● To be done
What follows is a set of records; restate each one word for word and drop the pictures.

● Records for this task
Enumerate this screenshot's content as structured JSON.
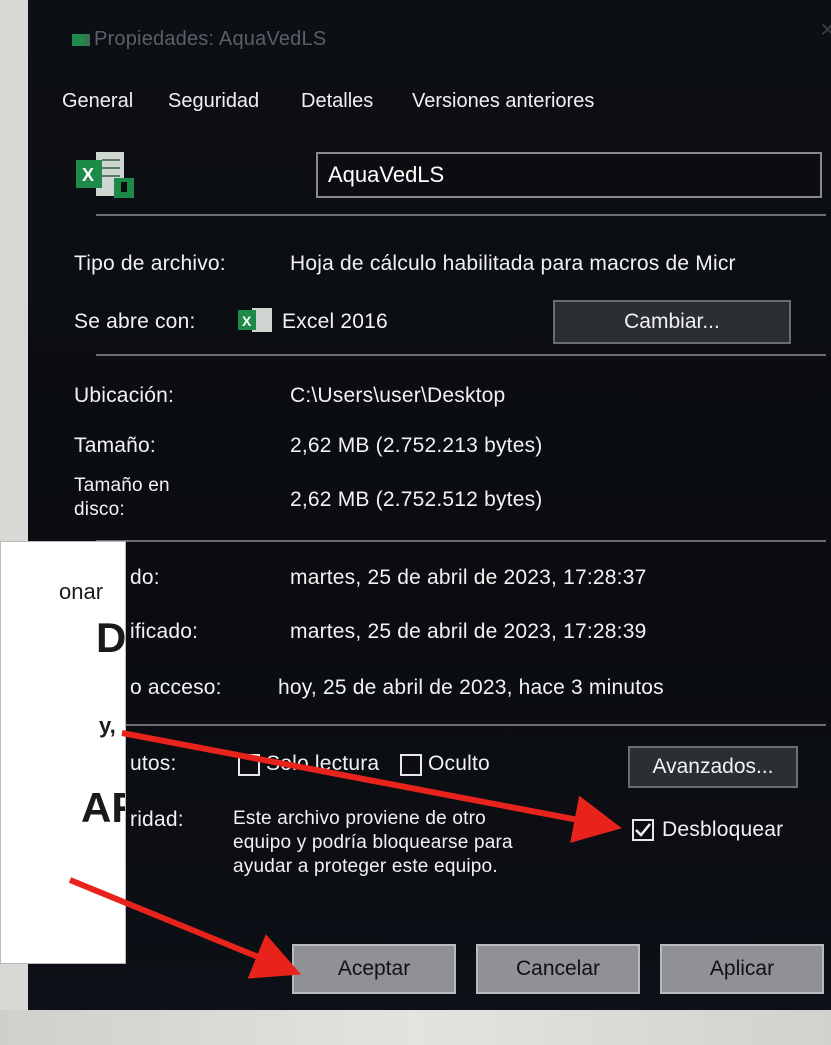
{
  "window": {
    "title": "Propiedades: AquaVedLS",
    "close_glyph": "×"
  },
  "tabs": [
    "General",
    "Seguridad",
    "Detalles",
    "Versiones anteriores"
  ],
  "file": {
    "name": "AquaVedLS",
    "type_label": "Tipo de archivo:",
    "type_value": "Hoja de cálculo habilitada para macros de Micr",
    "opens_label": "Se abre con:",
    "opens_value": "Excel 2016",
    "change_button": "Cambiar..."
  },
  "location": {
    "location_label": "Ubicación:",
    "location_value": "C:\\Users\\user\\Desktop",
    "size_label": "Tamaño:",
    "size_value": "2,62 MB (2.752.213 bytes)",
    "disk_label_line1": "Tamaño en",
    "disk_label_line2": "disco:",
    "disk_value": "2,62 MB (2.752.512 bytes)"
  },
  "dates": {
    "created_label_fragment": "do:",
    "created_value": "martes, 25 de abril de 2023, 17:28:37",
    "modified_label_fragment": "ificado:",
    "modified_value": "martes, 25 de abril de 2023, 17:28:39",
    "accessed_label_fragment": "o acceso:",
    "accessed_value": "hoy, 25 de abril de 2023, hace 3 minutos"
  },
  "attributes": {
    "label_fragment": "utos:",
    "readonly_label": "Solo lectura",
    "hidden_label": "Oculto",
    "advanced_button": "Avanzados..."
  },
  "security": {
    "label_fragment": "ridad:",
    "message_line1": "Este archivo proviene de otro",
    "message_line2": "equipo y podría bloquearse para",
    "message_line3": "ayudar a proteger este equipo.",
    "unblock_label": "Desbloquear",
    "unblock_checked": true
  },
  "footer": {
    "ok_button": "Aceptar",
    "cancel_button": "Cancelar",
    "apply_button": "Aplicar"
  },
  "overlay": {
    "line1": "onar",
    "line2": "D-",
    "line3": "y,",
    "line4": "AR"
  },
  "colors": {
    "annotation_arrow": "#e8231b",
    "excel_green": "#1e8a4a"
  }
}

● Exercise response
Enumerate this screenshot's content as structured JSON.
{
  "window": {
    "title": "Propiedades: AquaVedLS",
    "close_glyph": "×"
  },
  "tabs": [
    "General",
    "Seguridad",
    "Detalles",
    "Versiones anteriores"
  ],
  "file": {
    "name": "AquaVedLS",
    "type_label": "Tipo de archivo:",
    "type_value": "Hoja de cálculo habilitada para macros de Micr",
    "opens_label": "Se abre con:",
    "opens_value": "Excel 2016",
    "change_button": "Cambiar..."
  },
  "location": {
    "location_label": "Ubicación:",
    "location_value": "C:\\Users\\user\\Desktop",
    "size_label": "Tamaño:",
    "size_value": "2,62 MB (2.752.213 bytes)",
    "disk_label_line1": "Tamaño en",
    "disk_label_line2": "disco:",
    "disk_value": "2,62 MB (2.752.512 bytes)"
  },
  "dates": {
    "created_label_fragment": "do:",
    "created_value": "martes, 25 de abril de 2023, 17:28:37",
    "modified_label_fragment": "ificado:",
    "modified_value": "martes, 25 de abril de 2023, 17:28:39",
    "accessed_label_fragment": "o acceso:",
    "accessed_value": "hoy, 25 de abril de 2023, hace 3 minutos"
  },
  "attributes": {
    "label_fragment": "utos:",
    "readonly_label": "Solo lectura",
    "hidden_label": "Oculto",
    "advanced_button": "Avanzados..."
  },
  "security": {
    "label_fragment": "ridad:",
    "message_line1": "Este archivo proviene de otro",
    "message_line2": "equipo y podría bloquearse para",
    "message_line3": "ayudar a proteger este equipo.",
    "unblock_label": "Desbloquear",
    "unblock_checked": true
  },
  "footer": {
    "ok_button": "Aceptar",
    "cancel_button": "Cancelar",
    "apply_button": "Aplicar"
  },
  "overlay": {
    "line1": "onar",
    "line2": "D-",
    "line3": "y,",
    "line4": "AR"
  },
  "colors": {
    "annotation_arrow": "#e8231b",
    "excel_green": "#1e8a4a"
  }
}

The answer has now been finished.